◆ PROVIDED DATA ◆
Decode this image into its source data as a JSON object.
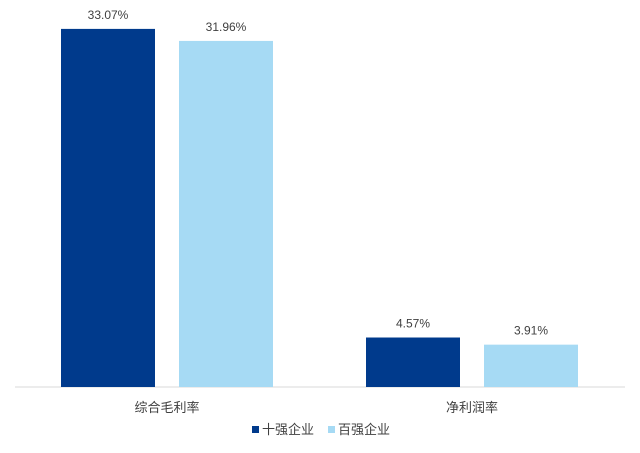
{
  "chart_data": {
    "type": "bar",
    "categories": [
      "综合毛利率",
      "净利润率"
    ],
    "series": [
      {
        "name": "十强企业",
        "values": [
          33.07,
          4.57
        ],
        "labels": [
          "33.07%",
          "4.57%"
        ],
        "color": "#003A8C"
      },
      {
        "name": "百强企业",
        "values": [
          31.96,
          3.91
        ],
        "labels": [
          "31.96%",
          "3.91%"
        ],
        "color": "#A6DAF4"
      }
    ],
    "ylim": [
      0,
      35
    ],
    "grid": false,
    "legend": "bottom",
    "axis_color": "#d9d9d9"
  }
}
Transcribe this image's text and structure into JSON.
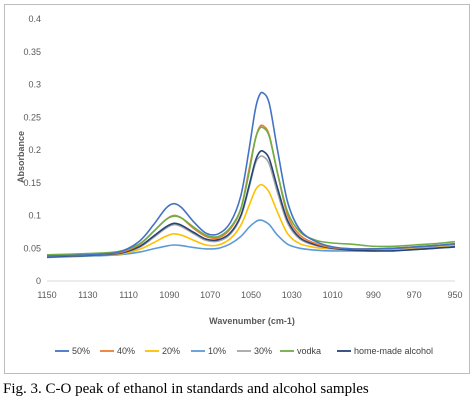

◆ PROBLEM DETAILS ◆
Write the listing above out again exactly, dropping each image.

◆ OUTPUT BELOW ◆
Decode this image into its source data as a JSON object.
{
  "chart_data": {
    "type": "bar",
    "categories": [
      "综合毛利率",
      "净利润率"
    ],
    "series": [
      {
        "name": "十强企业",
        "values": [
          33.07,
          4.57
        ],
        "labels": [
          "33.07%",
          "4.57%"
        ],
        "color": "#003A8C"
      },
      {
        "name": "百强企业",
        "values": [
          31.96,
          3.91
        ],
        "labels": [
          "31.96%",
          "3.91%"
        ],
        "color": "#A6DAF4"
      }
    ],
    "ylim": [
      0,
      35
    ],
    "grid": false,
    "legend": "bottom",
    "axis_color": "#d9d9d9"
  }
}
Transcribe this image's text and structure into JSON.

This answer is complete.